#### [Brief]
Find every line in the records that holds the string "from". Copy each one.

#### [Stored records]
_ _ _

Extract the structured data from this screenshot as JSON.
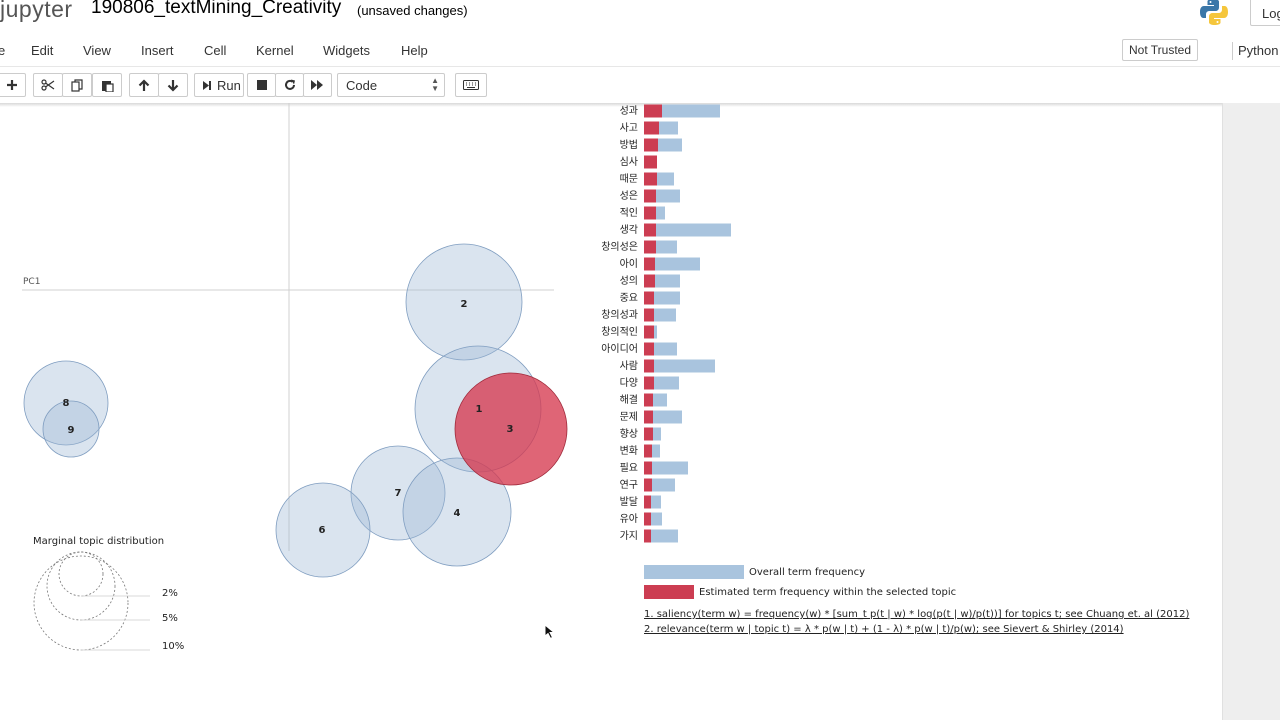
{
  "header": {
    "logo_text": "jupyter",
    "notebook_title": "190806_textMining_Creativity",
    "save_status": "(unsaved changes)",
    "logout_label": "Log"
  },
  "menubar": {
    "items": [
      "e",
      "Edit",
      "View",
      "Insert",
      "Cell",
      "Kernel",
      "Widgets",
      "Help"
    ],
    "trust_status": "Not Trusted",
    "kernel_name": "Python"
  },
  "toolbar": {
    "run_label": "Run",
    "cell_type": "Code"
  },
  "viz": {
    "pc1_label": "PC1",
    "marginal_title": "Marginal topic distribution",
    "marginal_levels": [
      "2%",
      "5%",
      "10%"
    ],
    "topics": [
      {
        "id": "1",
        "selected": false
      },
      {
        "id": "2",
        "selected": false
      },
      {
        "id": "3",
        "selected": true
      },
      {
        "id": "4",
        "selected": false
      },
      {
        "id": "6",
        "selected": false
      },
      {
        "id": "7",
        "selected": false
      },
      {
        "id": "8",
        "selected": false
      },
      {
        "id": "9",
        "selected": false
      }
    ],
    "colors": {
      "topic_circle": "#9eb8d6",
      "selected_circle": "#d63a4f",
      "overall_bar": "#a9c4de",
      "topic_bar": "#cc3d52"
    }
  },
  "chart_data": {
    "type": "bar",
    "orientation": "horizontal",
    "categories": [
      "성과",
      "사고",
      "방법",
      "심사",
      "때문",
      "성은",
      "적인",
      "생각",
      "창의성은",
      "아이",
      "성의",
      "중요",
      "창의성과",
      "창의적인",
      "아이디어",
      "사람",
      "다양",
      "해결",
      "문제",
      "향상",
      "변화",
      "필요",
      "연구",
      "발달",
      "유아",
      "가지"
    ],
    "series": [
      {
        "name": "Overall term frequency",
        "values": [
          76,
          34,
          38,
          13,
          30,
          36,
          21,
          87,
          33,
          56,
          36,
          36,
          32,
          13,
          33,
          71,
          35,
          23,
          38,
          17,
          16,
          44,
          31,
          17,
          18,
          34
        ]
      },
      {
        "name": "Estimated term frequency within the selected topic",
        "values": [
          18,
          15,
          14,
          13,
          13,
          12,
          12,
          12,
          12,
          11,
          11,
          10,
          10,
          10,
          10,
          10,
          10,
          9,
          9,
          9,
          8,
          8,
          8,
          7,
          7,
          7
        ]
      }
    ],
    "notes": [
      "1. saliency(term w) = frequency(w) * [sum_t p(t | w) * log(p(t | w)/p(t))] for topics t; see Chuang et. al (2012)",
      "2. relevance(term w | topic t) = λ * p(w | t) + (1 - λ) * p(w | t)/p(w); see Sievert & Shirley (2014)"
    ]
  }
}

_ _ _

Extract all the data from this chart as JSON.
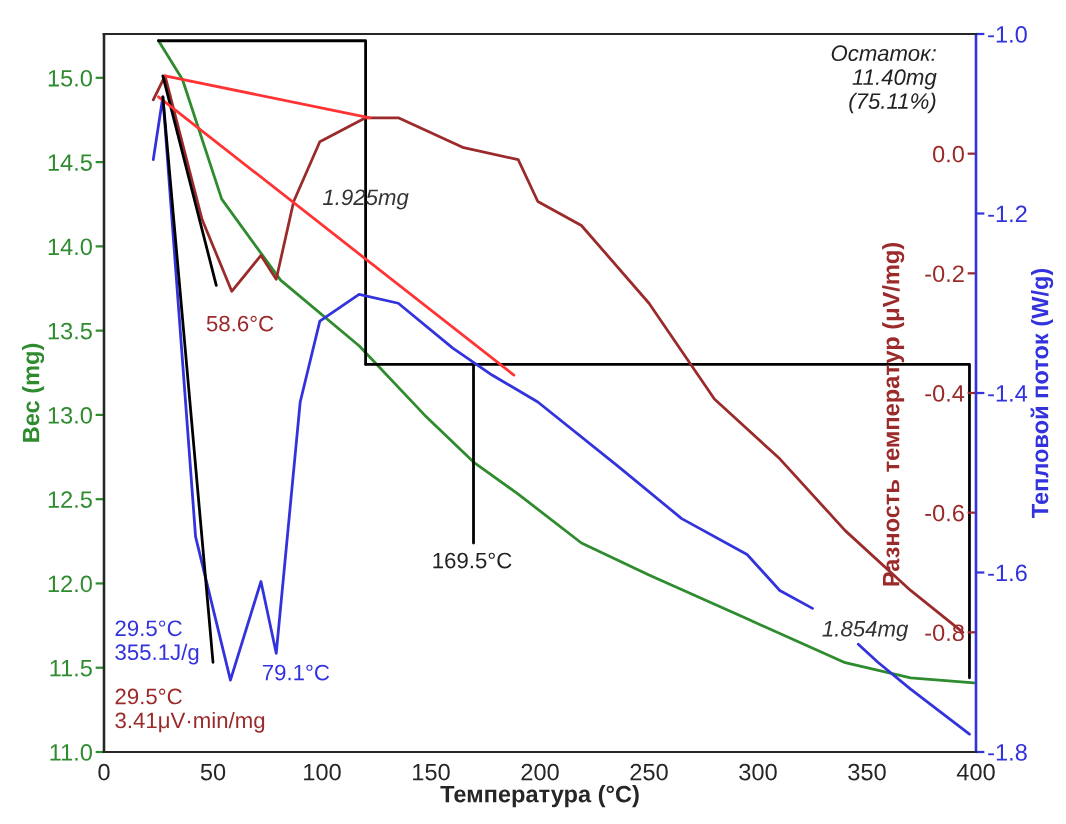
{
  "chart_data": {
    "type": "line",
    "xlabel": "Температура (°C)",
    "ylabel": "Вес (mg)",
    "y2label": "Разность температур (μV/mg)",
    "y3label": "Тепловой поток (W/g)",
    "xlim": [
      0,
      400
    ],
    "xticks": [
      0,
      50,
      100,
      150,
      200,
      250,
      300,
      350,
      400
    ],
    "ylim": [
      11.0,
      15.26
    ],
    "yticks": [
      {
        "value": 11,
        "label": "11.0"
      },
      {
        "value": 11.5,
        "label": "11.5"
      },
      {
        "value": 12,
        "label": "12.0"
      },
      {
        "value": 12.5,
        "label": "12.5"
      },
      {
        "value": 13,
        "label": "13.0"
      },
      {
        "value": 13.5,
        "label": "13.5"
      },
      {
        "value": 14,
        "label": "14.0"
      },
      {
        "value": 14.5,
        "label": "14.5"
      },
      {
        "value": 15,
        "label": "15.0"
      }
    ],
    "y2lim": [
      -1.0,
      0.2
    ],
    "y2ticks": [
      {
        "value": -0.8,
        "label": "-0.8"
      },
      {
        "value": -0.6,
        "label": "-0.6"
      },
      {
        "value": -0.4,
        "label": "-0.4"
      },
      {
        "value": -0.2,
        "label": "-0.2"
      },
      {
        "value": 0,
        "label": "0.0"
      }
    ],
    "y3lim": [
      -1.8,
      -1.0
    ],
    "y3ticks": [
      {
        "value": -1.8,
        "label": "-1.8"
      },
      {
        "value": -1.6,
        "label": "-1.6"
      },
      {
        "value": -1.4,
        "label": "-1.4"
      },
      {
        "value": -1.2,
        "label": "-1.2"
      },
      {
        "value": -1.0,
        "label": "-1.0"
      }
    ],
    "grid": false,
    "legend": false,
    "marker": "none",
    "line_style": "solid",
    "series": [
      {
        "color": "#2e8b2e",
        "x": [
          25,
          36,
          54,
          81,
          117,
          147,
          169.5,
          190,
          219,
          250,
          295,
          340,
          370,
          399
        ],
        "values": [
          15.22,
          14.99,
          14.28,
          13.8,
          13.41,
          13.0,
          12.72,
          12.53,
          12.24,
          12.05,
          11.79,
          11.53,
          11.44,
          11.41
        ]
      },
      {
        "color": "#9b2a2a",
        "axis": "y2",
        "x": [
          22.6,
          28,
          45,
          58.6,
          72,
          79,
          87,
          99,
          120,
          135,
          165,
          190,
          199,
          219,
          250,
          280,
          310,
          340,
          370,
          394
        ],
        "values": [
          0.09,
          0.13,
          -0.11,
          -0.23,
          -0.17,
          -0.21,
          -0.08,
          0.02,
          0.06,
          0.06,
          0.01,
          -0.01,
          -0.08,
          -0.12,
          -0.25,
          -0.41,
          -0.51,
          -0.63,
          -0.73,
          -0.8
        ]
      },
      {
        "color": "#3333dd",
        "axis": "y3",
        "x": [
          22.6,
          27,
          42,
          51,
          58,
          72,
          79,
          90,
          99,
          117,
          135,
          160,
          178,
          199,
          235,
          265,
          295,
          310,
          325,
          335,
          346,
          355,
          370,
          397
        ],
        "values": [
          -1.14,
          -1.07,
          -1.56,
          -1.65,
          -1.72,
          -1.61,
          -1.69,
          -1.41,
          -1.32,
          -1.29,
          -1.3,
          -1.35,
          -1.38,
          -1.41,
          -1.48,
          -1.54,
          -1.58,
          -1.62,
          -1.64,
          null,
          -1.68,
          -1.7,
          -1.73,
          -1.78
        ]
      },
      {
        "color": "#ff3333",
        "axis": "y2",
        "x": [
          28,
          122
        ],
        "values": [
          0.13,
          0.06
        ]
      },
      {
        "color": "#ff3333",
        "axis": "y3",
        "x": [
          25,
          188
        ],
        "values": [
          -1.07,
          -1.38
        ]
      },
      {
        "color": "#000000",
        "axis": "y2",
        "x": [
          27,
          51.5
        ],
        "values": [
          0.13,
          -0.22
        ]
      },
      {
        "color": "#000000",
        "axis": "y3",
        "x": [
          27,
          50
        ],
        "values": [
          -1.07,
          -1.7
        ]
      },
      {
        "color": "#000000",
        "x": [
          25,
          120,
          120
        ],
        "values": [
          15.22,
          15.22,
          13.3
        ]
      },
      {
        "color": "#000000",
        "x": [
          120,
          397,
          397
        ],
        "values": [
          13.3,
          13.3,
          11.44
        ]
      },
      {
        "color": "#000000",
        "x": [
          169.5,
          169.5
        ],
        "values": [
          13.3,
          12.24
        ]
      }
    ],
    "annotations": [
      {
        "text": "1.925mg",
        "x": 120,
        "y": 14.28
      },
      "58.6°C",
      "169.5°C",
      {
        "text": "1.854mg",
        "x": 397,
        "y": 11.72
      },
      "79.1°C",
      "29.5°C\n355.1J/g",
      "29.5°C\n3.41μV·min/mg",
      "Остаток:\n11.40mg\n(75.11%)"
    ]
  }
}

_ _ _

#### [Answer to this task]
Extract the structured data from this screenshot as JSON.
Extract all the data from this chart as JSON.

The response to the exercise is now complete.